» TEXT BLOCK
- Opening Delimiter -

Nomi: purpose-built for CIS and accountants

Nomi positions itself specifically for construction and accountancy practices. The payroll module costs £10 plus VAT per month (checked June 2026) and includes CIS management, sub verification and direct HMRC submission. Nomi also has a bookkeeping module at £15 plus VAT per month, making a combined accounting-plus-payroll-plus-CIS solution available at £25 plus VAT per month if both modules are taken. That is competitive against Clear Books at £34 per month.

Nomi does not restrict functionality within its plans, which means CIS features are not locked behind higher tiers. For an accountant managing multiple CIS contractor clients, Nomi is designed with that use case explicitly in mind.

- Closing Delimiter -

» WORK ORDER A
According to the Nomi text, what is the monthly price of Nomi's payroll module?
» WORK ORDER B
Say whether each statement agrees with the Nomi text, and quote the words that decide it.
(i) Nomi's bookkeeping module costs £15 plus VAT per month.
(ii) Nomi reserves its CIS features for higher-tier plans.
(iii) Clear Books is priced at £25 per month.
The rows after this point are separate material, unconnected to the Nomi text.

(Rows contained in a dataset)

- Opening Delimiter -

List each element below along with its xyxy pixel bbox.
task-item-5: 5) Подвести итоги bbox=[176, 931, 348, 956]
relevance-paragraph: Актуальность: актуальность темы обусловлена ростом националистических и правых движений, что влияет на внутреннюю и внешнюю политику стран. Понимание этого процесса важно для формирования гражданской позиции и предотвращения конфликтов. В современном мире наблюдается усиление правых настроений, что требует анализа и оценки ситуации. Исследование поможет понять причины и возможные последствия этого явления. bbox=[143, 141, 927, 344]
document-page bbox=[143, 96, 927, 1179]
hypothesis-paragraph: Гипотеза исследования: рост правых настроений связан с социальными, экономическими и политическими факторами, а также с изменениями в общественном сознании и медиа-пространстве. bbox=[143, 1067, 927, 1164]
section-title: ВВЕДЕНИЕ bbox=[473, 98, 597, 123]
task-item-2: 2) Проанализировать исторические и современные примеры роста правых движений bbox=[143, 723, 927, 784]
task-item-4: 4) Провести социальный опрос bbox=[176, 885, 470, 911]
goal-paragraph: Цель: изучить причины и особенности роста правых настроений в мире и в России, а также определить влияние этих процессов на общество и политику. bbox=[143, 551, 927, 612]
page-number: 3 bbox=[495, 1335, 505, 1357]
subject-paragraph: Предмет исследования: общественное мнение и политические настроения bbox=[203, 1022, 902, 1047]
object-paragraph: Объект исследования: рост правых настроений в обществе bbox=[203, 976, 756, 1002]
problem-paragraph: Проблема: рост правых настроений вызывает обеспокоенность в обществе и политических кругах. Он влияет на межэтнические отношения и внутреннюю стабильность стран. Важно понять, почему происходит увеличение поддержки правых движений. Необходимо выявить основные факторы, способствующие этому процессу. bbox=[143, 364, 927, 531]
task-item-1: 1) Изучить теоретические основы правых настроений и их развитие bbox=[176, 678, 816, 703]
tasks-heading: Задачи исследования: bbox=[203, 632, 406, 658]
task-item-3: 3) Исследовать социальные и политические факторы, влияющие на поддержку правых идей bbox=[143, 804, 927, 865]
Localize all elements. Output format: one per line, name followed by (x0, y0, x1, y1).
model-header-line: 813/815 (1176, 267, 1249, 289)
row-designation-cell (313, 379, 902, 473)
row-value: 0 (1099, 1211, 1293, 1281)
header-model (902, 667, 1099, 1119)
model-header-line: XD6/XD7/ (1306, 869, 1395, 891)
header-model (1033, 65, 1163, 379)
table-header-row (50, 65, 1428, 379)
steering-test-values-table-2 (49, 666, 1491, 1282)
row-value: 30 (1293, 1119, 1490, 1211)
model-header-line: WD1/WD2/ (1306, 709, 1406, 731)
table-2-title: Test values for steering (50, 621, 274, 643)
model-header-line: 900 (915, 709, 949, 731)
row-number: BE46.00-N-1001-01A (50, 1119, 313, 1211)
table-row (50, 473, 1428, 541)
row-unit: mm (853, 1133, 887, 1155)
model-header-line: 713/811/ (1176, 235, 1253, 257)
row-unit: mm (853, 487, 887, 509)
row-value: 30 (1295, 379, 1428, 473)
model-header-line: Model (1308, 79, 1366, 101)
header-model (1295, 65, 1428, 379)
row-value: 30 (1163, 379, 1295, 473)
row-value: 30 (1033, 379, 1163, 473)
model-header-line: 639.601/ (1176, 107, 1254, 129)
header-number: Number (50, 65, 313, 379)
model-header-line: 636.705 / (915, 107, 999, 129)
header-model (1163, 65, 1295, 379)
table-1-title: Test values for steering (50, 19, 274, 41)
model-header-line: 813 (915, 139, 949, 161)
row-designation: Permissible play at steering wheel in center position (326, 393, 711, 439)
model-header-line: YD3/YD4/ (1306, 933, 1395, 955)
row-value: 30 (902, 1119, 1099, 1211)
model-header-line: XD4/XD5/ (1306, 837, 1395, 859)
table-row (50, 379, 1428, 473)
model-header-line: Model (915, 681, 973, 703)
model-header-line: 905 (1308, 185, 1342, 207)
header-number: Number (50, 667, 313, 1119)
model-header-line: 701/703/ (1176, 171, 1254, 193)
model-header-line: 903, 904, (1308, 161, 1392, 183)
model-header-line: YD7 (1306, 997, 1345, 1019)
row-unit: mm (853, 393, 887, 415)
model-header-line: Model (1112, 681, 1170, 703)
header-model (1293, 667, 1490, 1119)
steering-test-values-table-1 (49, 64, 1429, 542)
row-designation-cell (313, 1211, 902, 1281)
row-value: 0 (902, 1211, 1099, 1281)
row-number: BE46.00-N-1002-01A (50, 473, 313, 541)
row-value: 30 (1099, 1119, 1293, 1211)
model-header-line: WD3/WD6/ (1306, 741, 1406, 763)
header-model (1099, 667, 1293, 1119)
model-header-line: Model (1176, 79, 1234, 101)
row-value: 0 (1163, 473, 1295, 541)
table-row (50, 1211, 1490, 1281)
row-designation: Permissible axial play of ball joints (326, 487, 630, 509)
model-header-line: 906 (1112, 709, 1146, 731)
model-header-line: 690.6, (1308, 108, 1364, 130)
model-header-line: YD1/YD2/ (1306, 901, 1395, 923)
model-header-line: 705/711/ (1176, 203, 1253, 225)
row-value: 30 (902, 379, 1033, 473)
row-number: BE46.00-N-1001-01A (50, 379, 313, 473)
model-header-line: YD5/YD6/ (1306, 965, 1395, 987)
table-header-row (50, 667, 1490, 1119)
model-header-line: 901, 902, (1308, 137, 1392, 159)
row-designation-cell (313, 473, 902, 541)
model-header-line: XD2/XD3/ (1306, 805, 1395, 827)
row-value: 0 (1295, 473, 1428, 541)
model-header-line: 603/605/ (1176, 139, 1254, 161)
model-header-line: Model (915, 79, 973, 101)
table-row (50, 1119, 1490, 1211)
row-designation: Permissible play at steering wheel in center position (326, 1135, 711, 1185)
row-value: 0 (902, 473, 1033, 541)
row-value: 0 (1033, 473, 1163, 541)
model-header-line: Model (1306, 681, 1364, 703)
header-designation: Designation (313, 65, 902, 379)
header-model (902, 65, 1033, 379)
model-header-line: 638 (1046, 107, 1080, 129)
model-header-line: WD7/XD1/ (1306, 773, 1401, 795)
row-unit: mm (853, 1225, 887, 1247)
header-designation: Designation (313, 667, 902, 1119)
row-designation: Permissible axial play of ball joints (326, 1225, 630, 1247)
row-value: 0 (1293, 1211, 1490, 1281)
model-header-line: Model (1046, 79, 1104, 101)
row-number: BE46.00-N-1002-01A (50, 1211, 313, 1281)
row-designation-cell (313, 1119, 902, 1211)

- Closing Delimiter -

» EXPECTED ANSWER A
£10 plus VAT per month.

» EXPECTED ANSWER B
(i) Yes: "Nomi also has a bookkeeping module at £15 plus VAT per month"
(ii) No: "CIS features are not locked behind higher tiers"
(iii) No: "Clear Books at £34 per month"